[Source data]
+===+

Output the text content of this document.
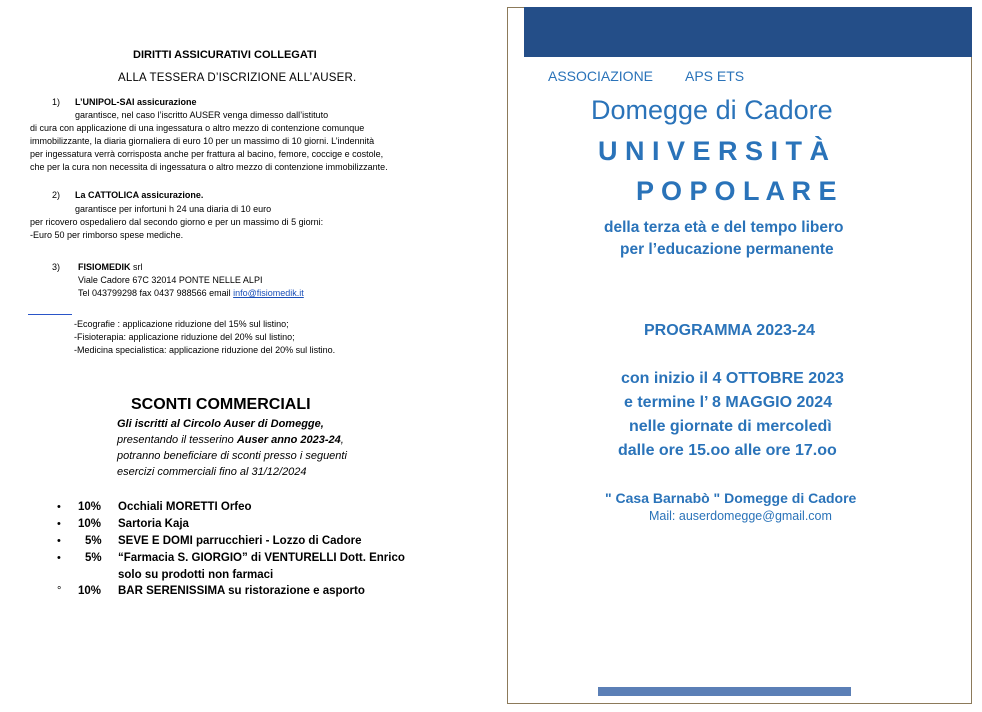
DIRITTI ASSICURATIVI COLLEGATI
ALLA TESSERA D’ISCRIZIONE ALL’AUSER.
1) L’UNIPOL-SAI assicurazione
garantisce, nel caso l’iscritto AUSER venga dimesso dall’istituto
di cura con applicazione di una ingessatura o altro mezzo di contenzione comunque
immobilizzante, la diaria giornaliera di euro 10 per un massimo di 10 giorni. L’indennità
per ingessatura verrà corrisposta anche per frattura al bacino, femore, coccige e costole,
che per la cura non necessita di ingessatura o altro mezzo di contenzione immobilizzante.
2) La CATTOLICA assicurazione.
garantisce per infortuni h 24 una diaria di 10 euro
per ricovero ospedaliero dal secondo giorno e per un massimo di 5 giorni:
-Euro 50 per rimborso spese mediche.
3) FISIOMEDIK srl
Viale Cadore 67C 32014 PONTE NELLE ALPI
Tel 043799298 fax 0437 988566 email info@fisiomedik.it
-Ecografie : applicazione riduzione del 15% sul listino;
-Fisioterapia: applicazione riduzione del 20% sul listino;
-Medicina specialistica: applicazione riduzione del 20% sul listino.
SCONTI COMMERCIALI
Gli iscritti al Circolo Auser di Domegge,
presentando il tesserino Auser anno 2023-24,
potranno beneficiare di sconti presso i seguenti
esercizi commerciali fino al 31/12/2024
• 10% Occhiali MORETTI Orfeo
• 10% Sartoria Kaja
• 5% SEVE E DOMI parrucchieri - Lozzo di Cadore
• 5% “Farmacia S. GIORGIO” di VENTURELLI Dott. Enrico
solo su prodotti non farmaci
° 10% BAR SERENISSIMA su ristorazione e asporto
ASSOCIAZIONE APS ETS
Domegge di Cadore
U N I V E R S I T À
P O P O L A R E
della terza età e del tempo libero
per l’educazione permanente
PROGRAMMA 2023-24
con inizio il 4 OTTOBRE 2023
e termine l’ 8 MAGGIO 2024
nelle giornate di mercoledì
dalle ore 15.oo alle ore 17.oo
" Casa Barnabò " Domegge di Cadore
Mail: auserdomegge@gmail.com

+===+

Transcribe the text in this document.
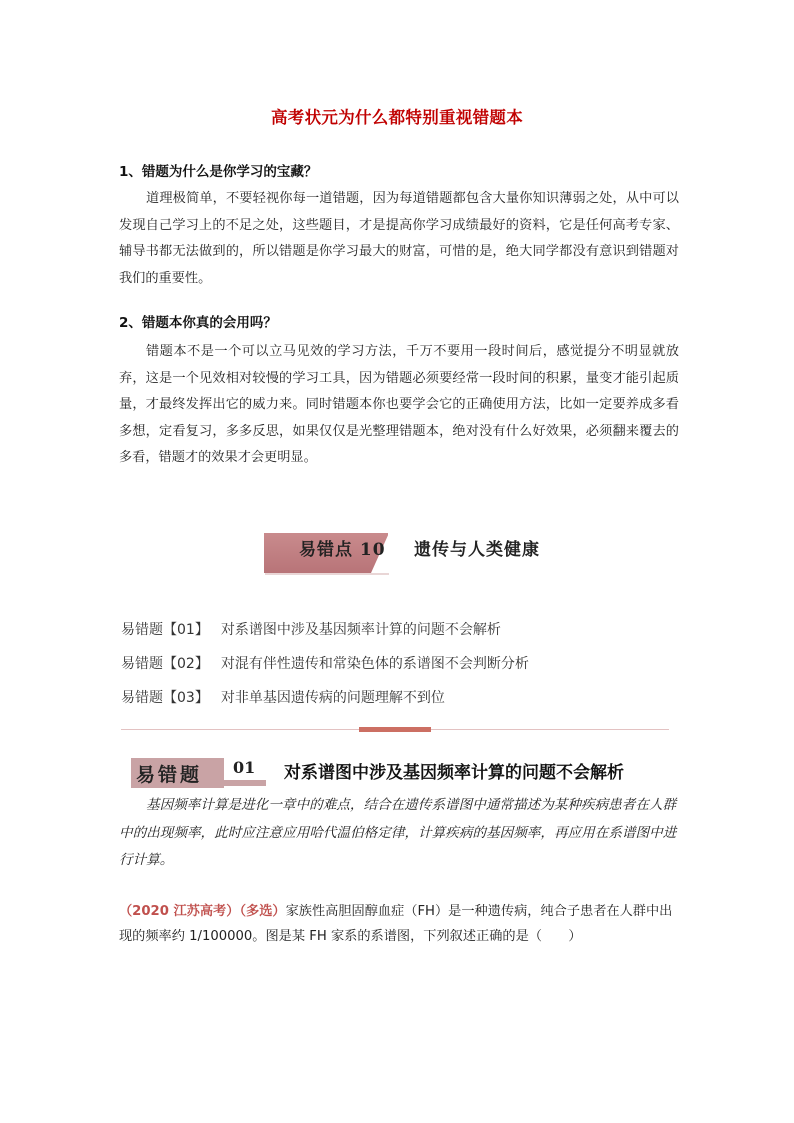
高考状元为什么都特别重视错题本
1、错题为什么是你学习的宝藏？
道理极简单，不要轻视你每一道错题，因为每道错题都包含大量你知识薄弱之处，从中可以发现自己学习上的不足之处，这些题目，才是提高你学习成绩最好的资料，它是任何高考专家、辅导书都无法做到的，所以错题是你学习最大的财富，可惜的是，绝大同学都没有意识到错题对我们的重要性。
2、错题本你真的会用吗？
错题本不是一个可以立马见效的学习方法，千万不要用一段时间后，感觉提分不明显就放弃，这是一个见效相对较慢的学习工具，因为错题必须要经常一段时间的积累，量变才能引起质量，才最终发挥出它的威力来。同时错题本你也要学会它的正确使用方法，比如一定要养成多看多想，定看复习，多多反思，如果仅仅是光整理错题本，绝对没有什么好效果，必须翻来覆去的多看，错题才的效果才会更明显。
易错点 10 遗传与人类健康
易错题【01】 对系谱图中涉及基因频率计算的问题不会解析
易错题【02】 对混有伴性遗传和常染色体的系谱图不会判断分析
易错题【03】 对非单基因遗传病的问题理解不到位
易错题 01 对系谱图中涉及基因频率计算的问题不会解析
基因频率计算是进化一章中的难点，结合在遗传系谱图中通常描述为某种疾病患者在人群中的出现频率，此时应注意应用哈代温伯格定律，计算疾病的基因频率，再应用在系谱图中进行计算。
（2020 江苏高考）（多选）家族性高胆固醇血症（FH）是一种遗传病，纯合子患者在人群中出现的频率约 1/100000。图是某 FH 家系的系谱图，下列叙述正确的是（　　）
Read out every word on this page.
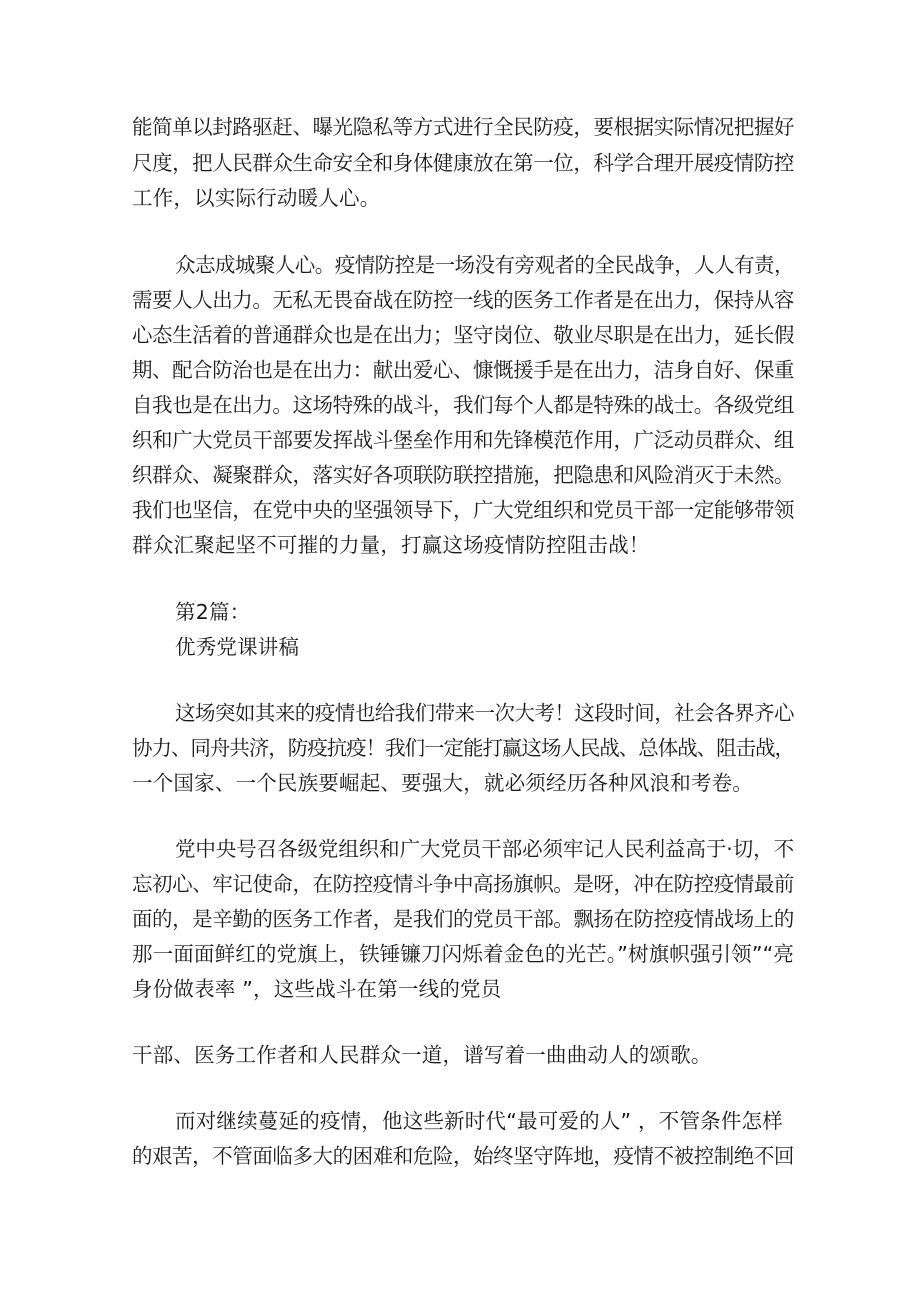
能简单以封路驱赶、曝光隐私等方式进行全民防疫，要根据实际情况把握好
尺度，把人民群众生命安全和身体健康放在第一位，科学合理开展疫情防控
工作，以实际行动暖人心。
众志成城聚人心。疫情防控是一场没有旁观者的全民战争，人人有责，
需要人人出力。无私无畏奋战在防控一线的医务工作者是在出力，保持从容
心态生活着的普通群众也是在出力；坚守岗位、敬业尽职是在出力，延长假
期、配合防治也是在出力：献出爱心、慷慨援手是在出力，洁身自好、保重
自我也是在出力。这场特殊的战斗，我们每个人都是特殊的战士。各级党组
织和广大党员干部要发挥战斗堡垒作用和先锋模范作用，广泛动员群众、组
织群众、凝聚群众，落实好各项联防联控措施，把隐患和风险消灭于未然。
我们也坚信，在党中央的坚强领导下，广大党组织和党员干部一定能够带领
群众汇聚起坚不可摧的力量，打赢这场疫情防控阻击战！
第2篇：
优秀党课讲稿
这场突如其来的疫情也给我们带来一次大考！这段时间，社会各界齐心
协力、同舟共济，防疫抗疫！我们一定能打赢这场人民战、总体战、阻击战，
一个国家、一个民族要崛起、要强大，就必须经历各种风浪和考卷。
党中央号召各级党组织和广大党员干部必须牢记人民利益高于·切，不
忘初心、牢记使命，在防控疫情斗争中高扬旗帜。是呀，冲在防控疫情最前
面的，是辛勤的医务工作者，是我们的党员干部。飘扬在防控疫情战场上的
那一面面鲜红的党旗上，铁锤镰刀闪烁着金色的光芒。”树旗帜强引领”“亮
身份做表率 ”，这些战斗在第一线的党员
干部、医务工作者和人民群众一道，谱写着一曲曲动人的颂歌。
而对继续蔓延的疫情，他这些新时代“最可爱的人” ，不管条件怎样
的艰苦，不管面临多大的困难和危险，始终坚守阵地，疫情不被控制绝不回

+===+

▶ [Work to do] Determine how many lines of the data contain "riduzione" and give nothing but that number.

▶ [The reply] 3